__WRITTEN EXERCISE__
Retype the full set of records. Keep every character identical.

[Saved entries]

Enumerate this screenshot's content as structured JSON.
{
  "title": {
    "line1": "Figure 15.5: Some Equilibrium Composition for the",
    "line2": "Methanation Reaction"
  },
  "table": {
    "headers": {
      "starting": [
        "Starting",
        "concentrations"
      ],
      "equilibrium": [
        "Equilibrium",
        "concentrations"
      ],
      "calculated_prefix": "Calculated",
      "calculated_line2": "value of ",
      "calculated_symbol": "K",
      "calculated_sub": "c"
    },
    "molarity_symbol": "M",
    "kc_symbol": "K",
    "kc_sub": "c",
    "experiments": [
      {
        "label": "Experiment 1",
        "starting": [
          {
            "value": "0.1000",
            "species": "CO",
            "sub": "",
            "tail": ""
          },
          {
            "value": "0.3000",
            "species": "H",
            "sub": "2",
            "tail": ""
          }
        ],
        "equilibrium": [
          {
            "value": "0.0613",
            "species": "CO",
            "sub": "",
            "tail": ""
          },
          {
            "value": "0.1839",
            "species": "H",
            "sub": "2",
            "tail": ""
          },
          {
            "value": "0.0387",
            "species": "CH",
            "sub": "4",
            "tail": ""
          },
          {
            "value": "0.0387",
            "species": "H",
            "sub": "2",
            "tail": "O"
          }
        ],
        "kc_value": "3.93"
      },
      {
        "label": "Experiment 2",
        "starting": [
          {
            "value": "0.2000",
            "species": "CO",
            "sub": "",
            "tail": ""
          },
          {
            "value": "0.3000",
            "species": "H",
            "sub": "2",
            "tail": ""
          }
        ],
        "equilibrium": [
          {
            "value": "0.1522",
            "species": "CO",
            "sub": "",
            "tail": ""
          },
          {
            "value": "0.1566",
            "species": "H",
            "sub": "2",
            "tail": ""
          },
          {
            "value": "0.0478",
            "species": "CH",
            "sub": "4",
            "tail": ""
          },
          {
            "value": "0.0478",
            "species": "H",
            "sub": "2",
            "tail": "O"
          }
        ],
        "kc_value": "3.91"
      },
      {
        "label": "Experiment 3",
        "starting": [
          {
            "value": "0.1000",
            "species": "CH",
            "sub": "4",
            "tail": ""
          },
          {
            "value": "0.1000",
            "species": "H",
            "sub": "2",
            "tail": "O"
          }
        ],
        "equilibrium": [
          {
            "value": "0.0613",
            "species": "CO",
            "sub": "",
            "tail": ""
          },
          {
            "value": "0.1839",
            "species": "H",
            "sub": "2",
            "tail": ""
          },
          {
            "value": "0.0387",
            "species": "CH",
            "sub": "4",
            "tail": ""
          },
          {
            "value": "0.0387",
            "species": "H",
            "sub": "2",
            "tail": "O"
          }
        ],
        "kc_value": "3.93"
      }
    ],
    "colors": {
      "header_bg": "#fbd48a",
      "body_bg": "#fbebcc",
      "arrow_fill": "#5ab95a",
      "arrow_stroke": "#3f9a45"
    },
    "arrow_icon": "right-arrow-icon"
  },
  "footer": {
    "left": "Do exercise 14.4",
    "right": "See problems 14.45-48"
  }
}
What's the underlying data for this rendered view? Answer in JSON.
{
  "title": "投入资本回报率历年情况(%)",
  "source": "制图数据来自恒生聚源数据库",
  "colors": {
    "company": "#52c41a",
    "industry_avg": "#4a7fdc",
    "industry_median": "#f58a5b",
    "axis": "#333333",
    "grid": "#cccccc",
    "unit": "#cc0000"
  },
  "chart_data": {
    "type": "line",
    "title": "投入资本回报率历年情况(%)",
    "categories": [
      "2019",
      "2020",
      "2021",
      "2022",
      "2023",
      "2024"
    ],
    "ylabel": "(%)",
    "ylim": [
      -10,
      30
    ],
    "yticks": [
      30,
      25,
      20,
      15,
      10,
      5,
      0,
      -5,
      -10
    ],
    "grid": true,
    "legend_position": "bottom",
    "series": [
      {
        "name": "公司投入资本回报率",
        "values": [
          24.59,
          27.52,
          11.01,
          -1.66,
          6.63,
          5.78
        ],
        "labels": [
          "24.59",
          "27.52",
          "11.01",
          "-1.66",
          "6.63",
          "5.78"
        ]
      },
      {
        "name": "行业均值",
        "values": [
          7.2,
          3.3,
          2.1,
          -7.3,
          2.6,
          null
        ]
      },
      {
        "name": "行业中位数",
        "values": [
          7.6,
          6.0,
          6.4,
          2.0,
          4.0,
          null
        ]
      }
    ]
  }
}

__FINAL RESULT__
Enumerate this screenshot's content as structured JSON.
{
  "title": {
    "line1": "Figure 15.5: Some Equilibrium Composition for the",
    "line2": "Methanation Reaction"
  },
  "table": {
    "headers": {
      "starting": [
        "Starting",
        "concentrations"
      ],
      "equilibrium": [
        "Equilibrium",
        "concentrations"
      ],
      "calculated_prefix": "Calculated",
      "calculated_line2": "value of ",
      "calculated_symbol": "K",
      "calculated_sub": "c"
    },
    "molarity_symbol": "M",
    "kc_symbol": "K",
    "kc_sub": "c",
    "experiments": [
      {
        "label": "Experiment 1",
        "starting": [
          {
            "value": "0.1000",
            "species": "CO",
            "sub": "",
            "tail": ""
          },
          {
            "value": "0.3000",
            "species": "H",
            "sub": "2",
            "tail": ""
          }
        ],
        "equilibrium": [
          {
            "value": "0.0613",
            "species": "CO",
            "sub": "",
            "tail": ""
          },
          {
            "value": "0.1839",
            "species": "H",
            "sub": "2",
            "tail": ""
          },
          {
            "value": "0.0387",
            "species": "CH",
            "sub": "4",
            "tail": ""
          },
          {
            "value": "0.0387",
            "species": "H",
            "sub": "2",
            "tail": "O"
          }
        ],
        "kc_value": "3.93"
      },
      {
        "label": "Experiment 2",
        "starting": [
          {
            "value": "0.2000",
            "species": "CO",
            "sub": "",
            "tail": ""
          },
          {
            "value": "0.3000",
            "species": "H",
            "sub": "2",
            "tail": ""
          }
        ],
        "equilibrium": [
          {
            "value": "0.1522",
            "species": "CO",
            "sub": "",
            "tail": ""
          },
          {
            "value": "0.1566",
            "species": "H",
            "sub": "2",
            "tail": ""
          },
          {
            "value": "0.0478",
            "species": "CH",
            "sub": "4",
            "tail": ""
          },
          {
            "value": "0.0478",
            "species": "H",
            "sub": "2",
            "tail": "O"
          }
        ],
        "kc_value": "3.91"
      },
      {
        "label": "Experiment 3",
        "starting": [
          {
            "value": "0.1000",
            "species": "CH",
            "sub": "4",
            "tail": ""
          },
          {
            "value": "0.1000",
            "species": "H",
            "sub": "2",
            "tail": "O"
          }
        ],
        "equilibrium": [
          {
            "value": "0.0613",
            "species": "CO",
            "sub": "",
            "tail": ""
          },
          {
            "value": "0.1839",
            "species": "H",
            "sub": "2",
            "tail": ""
          },
          {
            "value": "0.0387",
            "species": "CH",
            "sub": "4",
            "tail": ""
          },
          {
            "value": "0.0387",
            "species": "H",
            "sub": "2",
            "tail": "O"
          }
        ],
        "kc_value": "3.93"
      }
    ],
    "colors": {
      "header_bg": "#fbd48a",
      "body_bg": "#fbebcc",
      "arrow_fill": "#5ab95a",
      "arrow_stroke": "#3f9a45"
    },
    "arrow_icon": "right-arrow-icon"
  },
  "footer": {
    "left": "Do exercise 14.4",
    "right": "See problems 14.45-48"
  }
}
What's the underlying data for this rendered view? Answer in JSON.
{
  "title": "投入资本回报率历年情况(%)",
  "source": "制图数据来自恒生聚源数据库",
  "colors": {
    "company": "#52c41a",
    "industry_avg": "#4a7fdc",
    "industry_median": "#f58a5b",
    "axis": "#333333",
    "grid": "#cccccc",
    "unit": "#cc0000"
  },
  "chart_data": {
    "type": "line",
    "title": "投入资本回报率历年情况(%)",
    "categories": [
      "2019",
      "2020",
      "2021",
      "2022",
      "2023",
      "2024"
    ],
    "ylabel": "(%)",
    "ylim": [
      -10,
      30
    ],
    "yticks": [
      30,
      25,
      20,
      15,
      10,
      5,
      0,
      -5,
      -10
    ],
    "grid": true,
    "legend_position": "bottom",
    "series": [
      {
        "name": "公司投入资本回报率",
        "values": [
          24.59,
          27.52,
          11.01,
          -1.66,
          6.63,
          5.78
        ],
        "labels": [
          "24.59",
          "27.52",
          "11.01",
          "-1.66",
          "6.63",
          "5.78"
        ]
      },
      {
        "name": "行业均值",
        "values": [
          7.2,
          3.3,
          2.1,
          -7.3,
          2.6,
          null
        ]
      },
      {
        "name": "行业中位数",
        "values": [
          7.6,
          6.0,
          6.4,
          2.0,
          4.0,
          null
        ]
      }
    ]
  }
}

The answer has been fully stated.